- Written problem:
Write out every line of the following data as a JSON list of strings, one string per line, leaving out any blank lines.

- Input material:
§ §

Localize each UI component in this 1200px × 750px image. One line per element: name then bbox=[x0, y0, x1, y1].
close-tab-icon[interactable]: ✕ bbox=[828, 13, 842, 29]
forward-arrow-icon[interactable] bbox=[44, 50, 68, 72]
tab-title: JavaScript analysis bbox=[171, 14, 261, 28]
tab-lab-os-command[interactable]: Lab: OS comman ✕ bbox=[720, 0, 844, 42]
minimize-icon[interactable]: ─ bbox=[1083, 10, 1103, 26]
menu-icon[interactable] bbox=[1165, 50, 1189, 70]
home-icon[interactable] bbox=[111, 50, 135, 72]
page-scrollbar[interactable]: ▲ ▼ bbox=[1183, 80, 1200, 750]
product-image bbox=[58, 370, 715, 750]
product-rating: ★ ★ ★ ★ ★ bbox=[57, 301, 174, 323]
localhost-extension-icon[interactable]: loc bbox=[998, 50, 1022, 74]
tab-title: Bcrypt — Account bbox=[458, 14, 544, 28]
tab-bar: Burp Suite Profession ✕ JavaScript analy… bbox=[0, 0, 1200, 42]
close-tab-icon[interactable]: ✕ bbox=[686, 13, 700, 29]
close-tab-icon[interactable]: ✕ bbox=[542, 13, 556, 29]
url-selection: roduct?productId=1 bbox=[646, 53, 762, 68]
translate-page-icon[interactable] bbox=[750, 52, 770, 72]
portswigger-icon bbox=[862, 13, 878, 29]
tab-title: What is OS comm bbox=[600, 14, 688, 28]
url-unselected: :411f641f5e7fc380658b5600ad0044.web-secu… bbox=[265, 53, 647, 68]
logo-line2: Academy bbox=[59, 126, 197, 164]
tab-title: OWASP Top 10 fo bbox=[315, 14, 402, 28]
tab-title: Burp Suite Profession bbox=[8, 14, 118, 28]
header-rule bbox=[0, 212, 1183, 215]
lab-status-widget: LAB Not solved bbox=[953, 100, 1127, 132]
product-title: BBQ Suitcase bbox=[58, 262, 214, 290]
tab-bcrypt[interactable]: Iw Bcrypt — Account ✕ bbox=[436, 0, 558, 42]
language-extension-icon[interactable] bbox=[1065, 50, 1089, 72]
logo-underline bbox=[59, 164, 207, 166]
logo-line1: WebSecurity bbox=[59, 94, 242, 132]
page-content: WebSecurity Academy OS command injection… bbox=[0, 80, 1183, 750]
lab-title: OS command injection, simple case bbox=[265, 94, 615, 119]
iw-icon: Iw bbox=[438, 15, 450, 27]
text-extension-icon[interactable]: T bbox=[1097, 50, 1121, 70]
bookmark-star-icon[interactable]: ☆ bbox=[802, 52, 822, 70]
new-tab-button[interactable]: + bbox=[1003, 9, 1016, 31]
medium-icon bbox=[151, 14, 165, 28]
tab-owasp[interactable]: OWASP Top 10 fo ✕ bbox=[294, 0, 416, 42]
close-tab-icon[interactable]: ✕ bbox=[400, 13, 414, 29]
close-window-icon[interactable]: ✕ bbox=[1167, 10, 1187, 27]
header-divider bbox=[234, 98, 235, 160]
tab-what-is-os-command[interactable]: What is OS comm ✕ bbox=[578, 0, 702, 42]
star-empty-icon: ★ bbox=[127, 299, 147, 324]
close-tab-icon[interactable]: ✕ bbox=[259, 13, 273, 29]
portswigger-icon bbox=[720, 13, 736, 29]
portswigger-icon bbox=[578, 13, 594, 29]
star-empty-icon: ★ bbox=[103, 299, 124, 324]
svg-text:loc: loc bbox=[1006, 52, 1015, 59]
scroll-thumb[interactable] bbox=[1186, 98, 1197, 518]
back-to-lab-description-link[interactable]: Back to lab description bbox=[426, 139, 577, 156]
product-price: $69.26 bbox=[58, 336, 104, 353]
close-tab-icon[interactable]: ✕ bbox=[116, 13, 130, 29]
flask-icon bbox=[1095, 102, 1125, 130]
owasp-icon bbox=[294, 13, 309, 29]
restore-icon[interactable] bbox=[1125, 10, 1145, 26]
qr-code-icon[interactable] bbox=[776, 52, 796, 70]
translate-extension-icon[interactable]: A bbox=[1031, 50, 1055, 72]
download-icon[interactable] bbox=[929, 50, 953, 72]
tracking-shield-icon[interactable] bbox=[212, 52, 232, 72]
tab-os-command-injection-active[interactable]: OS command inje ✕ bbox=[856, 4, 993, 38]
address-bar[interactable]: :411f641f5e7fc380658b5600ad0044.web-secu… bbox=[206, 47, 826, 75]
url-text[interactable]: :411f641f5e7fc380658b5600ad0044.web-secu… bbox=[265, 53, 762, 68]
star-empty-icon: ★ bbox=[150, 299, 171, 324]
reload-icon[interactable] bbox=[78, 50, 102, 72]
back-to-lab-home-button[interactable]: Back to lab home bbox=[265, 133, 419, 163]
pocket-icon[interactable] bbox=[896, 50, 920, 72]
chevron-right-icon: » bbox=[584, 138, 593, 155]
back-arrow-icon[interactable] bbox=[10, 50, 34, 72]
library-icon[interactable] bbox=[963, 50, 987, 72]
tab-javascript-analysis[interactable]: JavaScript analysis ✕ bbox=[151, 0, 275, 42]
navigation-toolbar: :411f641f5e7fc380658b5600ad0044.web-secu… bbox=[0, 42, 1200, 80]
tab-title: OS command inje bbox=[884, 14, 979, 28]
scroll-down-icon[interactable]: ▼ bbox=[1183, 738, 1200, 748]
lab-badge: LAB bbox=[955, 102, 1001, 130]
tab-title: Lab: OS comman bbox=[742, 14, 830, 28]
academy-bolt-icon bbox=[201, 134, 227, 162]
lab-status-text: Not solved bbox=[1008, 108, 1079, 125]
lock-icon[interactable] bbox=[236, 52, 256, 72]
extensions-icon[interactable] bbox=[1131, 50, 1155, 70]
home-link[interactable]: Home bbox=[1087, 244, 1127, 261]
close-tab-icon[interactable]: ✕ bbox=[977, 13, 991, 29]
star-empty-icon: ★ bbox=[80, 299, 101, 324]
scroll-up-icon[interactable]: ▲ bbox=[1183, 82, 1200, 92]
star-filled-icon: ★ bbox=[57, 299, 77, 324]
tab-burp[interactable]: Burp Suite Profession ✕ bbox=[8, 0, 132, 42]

§ §

- Solution to this task:
[
  "Localize each UI component in this 1200px × 750px image. One line per element: name then bbox=[x0, y0, x1, y1].",
  "close-tab-icon[interactable]: ✕ bbox=[828, 13, 842, 29]",
  "forward-arrow-icon[interactable] bbox=[44, 50, 68, 72]",
  "tab-title: JavaScript analysis bbox=[171, 14, 261, 28]",
  "tab-lab-os-command[interactable]: Lab: OS comman ✕ bbox=[720, 0, 844, 42]",
  "minimize-icon[interactable]: ─ bbox=[1083, 10, 1103, 26]",
  "menu-icon[interactable] bbox=[1165, 50, 1189, 70]",
  "home-icon[interactable] bbox=[111, 50, 135, 72]",
  "page-scrollbar[interactable]: ▲ ▼ bbox=[1183, 80, 1200, 750]",
  "product-image bbox=[58, 370, 715, 750]",
  "product-rating: ★ ★ ★ ★ ★ bbox=[57, 301, 174, 323]",
  "localhost-extension-icon[interactable]: loc bbox=[998, 50, 1022, 74]",
  "tab-title: Bcrypt — Account bbox=[458, 14, 544, 28]",
  "tab-bar: Burp Suite Profession ✕ JavaScript analy… bbox=[0, 0, 1200, 42]",
  "close-tab-icon[interactable]: ✕ bbox=[686, 13, 700, 29]",
  "close-tab-icon[interactable]: ✕ bbox=[542, 13, 556, 29]",
  "url-selection: roduct?productId=1 bbox=[646, 53, 762, 68]",
  "translate-page-icon[interactable] bbox=[750, 52, 770, 72]",
  "portswigger-icon bbox=[862, 13, 878, 29]",
  "tab-title: What is OS comm bbox=[600, 14, 688, 28]",
  "url-unselected: :411f641f5e7fc380658b5600ad0044.web-secu… bbox=[265, 53, 647, 68]",
  "logo-line2: Academy bbox=[59, 126, 197, 164]",
  "tab-title: OWASP Top 10 fo bbox=[315, 14, 402, 28]",
  "tab-title: Burp Suite Profession bbox=[8, 14, 118, 28]",
  "header-rule bbox=[0, 212, 1183, 215]",
  "lab-status-widget: LAB Not solved bbox=[953, 100, 1127, 132]",
  "product-title: BBQ Suitcase bbox=[58, 262, 214, 290]",
  "tab-bcrypt[interactable]: Iw Bcrypt — Account ✕ bbox=[436, 0, 558, 42]",
  "language-extension-icon[interactable] bbox=[1065, 50, 1089, 72]",
  "logo-underline bbox=[59, 164, 207, 166]",
  "logo-line1: WebSecurity bbox=[59, 94, 242, 132]",
  "page-content: WebSecurity Academy OS command injection… bbox=[0, 80, 1183, 750]",
  "lab-title: OS command injection, simple case bbox=[265, 94, 615, 119]",
  "iw-icon: Iw bbox=[438, 15, 450, 27]",
  "text-extension-icon[interactable]: T bbox=[1097, 50, 1121, 70]",
  "bookmark-star-icon[interactable]: ☆ bbox=[802, 52, 822, 70]",
  "new-tab-button[interactable]: + bbox=[1003, 9, 1016, 31]",
  "medium-icon bbox=[151, 14, 165, 28]",
  "tab-owasp[interactable]: OWASP Top 10 fo ✕ bbox=[294, 0, 416, 42]",
  "close-tab-icon[interactable]: ✕ bbox=[400, 13, 414, 29]",
  "close-window-icon[interactable]: ✕ bbox=[1167, 10, 1187, 27]",
  "header-divider bbox=[234, 98, 235, 160]",
  "tab-what-is-os-command[interactable]: What is OS comm ✕ bbox=[578, 0, 702, 42]",
  "star-empty-icon: ★ bbox=[127, 299, 147, 324]",
  "close-tab-icon[interactable]: ✕ bbox=[259, 13, 273, 29]",
  "portswigger-icon bbox=[720, 13, 736, 29]",
  "portswigger-icon bbox=[578, 13, 594, 29]",
  "star-empty-icon: ★ bbox=[103, 299, 124, 324]",
  "svg-text:loc: loc bbox=[1006, 52, 1015, 59]",
  "scroll-thumb[interactable] bbox=[1186, 98, 1197, 518]",
  "back-to-lab-description-link[interactable]: Back to lab description bbox=[426, 139, 577, 156]",
  "product-price: $69.26 bbox=[58, 336, 104, 353]",
  "close-tab-icon[interactable]: ✕ bbox=[116, 13, 130, 29]",
  "flask-icon bbox=[1095, 102, 1125, 130]",
  "owasp-icon bbox=[294, 13, 309, 29]",
  "restore-icon[interactable] bbox=[1125, 10, 1145, 26]",
  "qr-code-icon[interactable] bbox=[776, 52, 796, 70]",
  "translate-extension-icon[interactable]: A bbox=[1031, 50, 1055, 72]",
  "download-icon[interactable] bbox=[929, 50, 953, 72]",
  "tracking-shield-icon[interactable] bbox=[212, 52, 232, 72]",
  "tab-os-command-injection-active[interactable]: OS command inje ✕ bbox=[856, 4, 993, 38]",
  "address-bar[interactable]: :411f641f5e7fc380658b5600ad0044.web-secu… bbox=[206, 47, 826, 75]",
  "url-text[interactable]: :411f641f5e7fc380658b5600ad0044.web-secu… bbox=[265, 53, 762, 68]",
  "star-empty-icon: ★ bbox=[150, 299, 171, 324]",
  "reload-icon[interactable] bbox=[78, 50, 102, 72]",
  "back-to-lab-home-button[interactable]: Back to lab home bbox=[265, 133, 419, 163]",
  "pocket-icon[interactable] bbox=[896, 50, 920, 72]",
  "chevron-right-icon: » bbox=[584, 138, 593, 155]",
  "back-arrow-icon[interactable] bbox=[10, 50, 34, 72]",
  "library-icon[interactable] bbox=[963, 50, 987, 72]",
  "tab-javascript-analysis[interactable]: JavaScript analysis ✕ bbox=[151, 0, 275, 42]",
  "navigation-toolbar: :411f641f5e7fc380658b5600ad0044.web-secu… bbox=[0, 42, 1200, 80]",
  "tab-title: OS command inje bbox=[884, 14, 979, 28]",
  "scroll-down-icon[interactable]: ▼ bbox=[1183, 738, 1200, 748]",
  "lab-badge: LAB bbox=[955, 102, 1001, 130]",
  "tab-title: Lab: OS comman bbox=[742, 14, 830, 28]",
  "academy-bolt-icon bbox=[201, 134, 227, 162]",
  "lab-status-text: Not solved bbox=[1008, 108, 1079, 125]",
  "lock-icon[interactable] bbox=[236, 52, 256, 72]",
  "extensions-icon[interactable] bbox=[1131, 50, 1155, 70]",
  "home-link[interactable]: Home bbox=[1087, 244, 1127, 261]",
  "close-tab-icon[interactable]: ✕ bbox=[977, 13, 991, 29]",
  "star-empty-icon: ★ bbox=[80, 299, 101, 324]",
  "scroll-up-icon[interactable]: ▲ bbox=[1183, 82, 1200, 92]",
  "star-filled-icon: ★ bbox=[57, 299, 77, 324]",
  "tab-burp[interactable]: Burp Suite Profession ✕ bbox=[8, 0, 132, 42]"
]